VOS TÂCHES —
a) Reproduisez fidèlement, dans le texte sur l'arrestation et la détention de l'auteur, le passage allant de "2.2Alors que la" jusqu'à "illégalement au Chili.".
b) D'après le texte sur l'arrestation et la détention de l'auteur, jusqu'à quelle date l'auteur est-il resté en détention provisoire au Chili ?
c) Poursuivez le texte sur l'arrestation et la détention de l'auteur en reprenant juste après sa dernière phrase.

EXTRAIT À LIRE —

2.2Alors que la séance de médecine traditionnelle était en cours, des carabiniers chiliens ont fait irruption chez la machi et l’ont arrêtée, ainsi que l’auteur et trois autres membres du peuple mapuche. Ils ont tous été accusés d’avoir incendié volontairement, le 9 janvier 2013, une maison d’habitation située dans une exploitation agricole et d’avoir fabriqué des armes à feu et des munitions. L’auteur a également été accusé d’être entré illégalement au Chili.

2.3L’auteur a été placé en détention provisoire au Chili le 30 janvier 2013, jour de son arrestation, et il est resté détenu à ce titre jusqu’au 7 janvier 2014.À partir du 7janvier 2014, il a bénéficié d’un régime de détention de nuit (à savoir qu’il était autorisé à sortir pendant la journée mais devait dormir en prison). Il a par la suite été assigné à résidence au Chili jusqu’au procès prévu en octobre 2014. Cependant, comme il ne disposait pas des moyens financiers nécessaires pour couvrir les frais d’un séjour prolongé dans ce pays, lequel risquait en outre d’aggraver le profond déracinement qu’il ressentait du fait d’être séparé de sa communauté et de sa famille du côté argentin, il est retourné en Argentine en empruntant un passage culturel mapuche ancestral.

EXTRAIT DE DONNÉES —
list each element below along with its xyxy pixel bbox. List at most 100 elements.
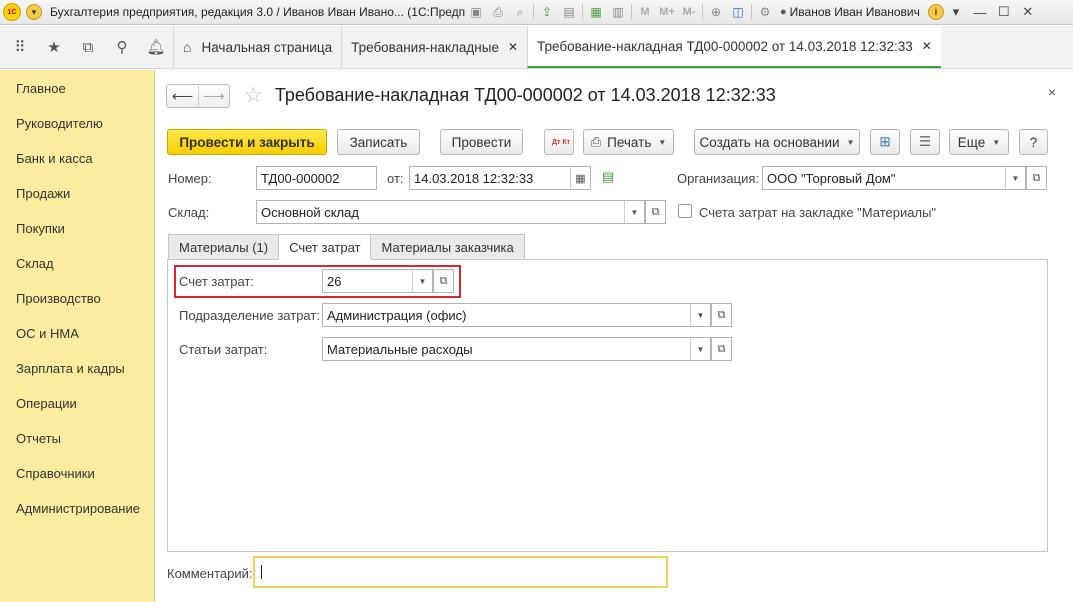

RÉSULTATS PAR TÂCHE —
a)
2.2Alors que la séance de médecine traditionnelle était en cours, des carabiniers chiliens ont fait irruption chez la machi et l’ont arrêtée, ainsi que l’auteur et trois autres membres du peuple mapuche. Ils ont tous été accusés d’avoir incendié volontairement, le 9 janvier 2013, une maison d’habitation située dans une exploitation agricole et d’avoir fabriqué des armes à feu et des munitions. L’auteur a également été accusé d’être entré illégalement au Chili.

b) Jusqu'au 7 janvier 2014.

c)
2.4En octobre 2014, l’auteur ne s’est pas présenté à son procès devant le tribunal pénal de Valdivia (Chili), et a donc été considéré comme un fugitif par les autorités chiliennes.

2.5Le 5 février 2015, des informations extorquées par la torture à un membre du peuple mapuche ont permis à la police de Chubut (Argentine), de découvrir l’endroit où s’était réfugié l’auteur. Le 9 février 2015, le Bureau du Procureur de Rio Bueno (Chili), qui avait été informé du lieu où se trouvait l’auteur grâce à des renseignements fournis par l’Organisation internationale de police criminelle (INTERPOL) et la Direction générale de coopération régionale et internationale du Bureau du Procureur général (Argentine), a demandé son extradition.

2.6À compter du 24 mai 2016, le Groupe des opérations spéciales de la police d’Argentine a filmé la communauté de l’auteur dans ses activités quotidiennes, dans le but de le localiser. Le 27 mai 2016, ce groupe a mené une intervention au sein de la communauté, expulsé violemment tous ses membres et arrêté l’auteur.

2.7L’auteur a été placé en détention provisoire et y est demeuré jusqu’au 6 septembre 2016, date à laquelle le tribunal fédéral de première instance d’Esquel (province de Chubut) a déclaré irrecevable le rapport de police du 5 février 2015 qui faisait état du lieu où se trouvait l’auteur car il avait été établi sur la base d’informations obtenues par la torture (par. 2.5). Le tribunal a donc ordonné la libération de l’auteur.

2.8Le 22 septembre 2016, le procureur fédéral d’Esquel a fait appel de cette décision devant la Cour suprême de justice.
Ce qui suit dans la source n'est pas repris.